## Supplied passage
* * *
- Developer: Oxford Softworks
- Publisher: Infogrames
- Platforms: Amiga, Atari ST, MS-DOS
- Release: 1990
- Genre: Computer chess
- Modes: Single-player, multiplayer

= Chess Simulator =

1990 video game

Chess Simulator is a 1990 chess video game developed by Oxfordshire-based Oxford Softworks and published by Infogrames for the Amiga, Atari ST, and MS-DOS. Oxford Softworks' previous chess program, Chess Champion 2175, was released only a few months before Chess Simulator. Chess Simulator is part of Infogrames' Simulator series, which includes Dames Simulator, Bridge Simulator, Billiards Simulator, and an unreleased Pinballs Simulator.

==Gameplay==
The board can be viewed in 2D or 3D perspective. The game includes a mode where the player's Elo rating is determined after solving 24 chess puzzles. Other modes include a supervisor mode, where a two-player match is supervised by the computer. The DOS version features EGA graphics.
* * *
## Written task
Please write the next part of the Chess Simulator article above, starting right after its final sentence about the DOS version's EGA graphics.

## Data excerpt
* * *
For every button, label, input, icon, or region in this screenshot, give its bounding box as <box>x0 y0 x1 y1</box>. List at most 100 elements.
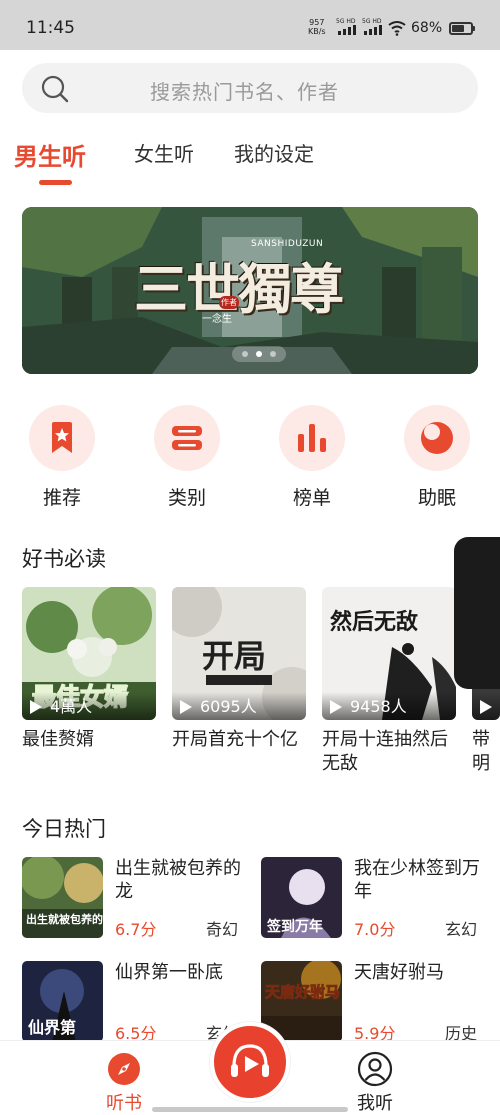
* * *
## Exercise answer
==Reception==

Datormagazin said the game is almost identical to Chess Champion 2175. The only added feature in Chess Simulator was a voice synthesized opponent but the voice was noted as "irritating". Chess Champion 2175 was said to have a better manual and the ability to move pieces more smoothly during play. Aktueller Software Markt said it's "a strong representative of its kind, which is difficult to fool". Joystick said that if you like chess and don't already have a chess program, Chess Simulator is a game that you should absolutely own. Tilt said the game is identical to Chess Player 2150 except it's in French and the chess pieces have been redesigned beautifully. In summary, it was said to be the best chess program alongside Chess Champion 2175. ST Action said "This Chess game doesn't offer anything that we haven't seen before and even the special features aren't especially different in comparison with others." ST Format pitted the game against Colossus Chess X and it was determined to be equal to it. In conclusion, the program was said to be easy to use, solid, fast, and powerful but lacks originality. Pelit said the game is almost identical to Chess Champion 2175, noting that Chess Champion is more user friendly. Chessmaster 2100 was recommended over either game.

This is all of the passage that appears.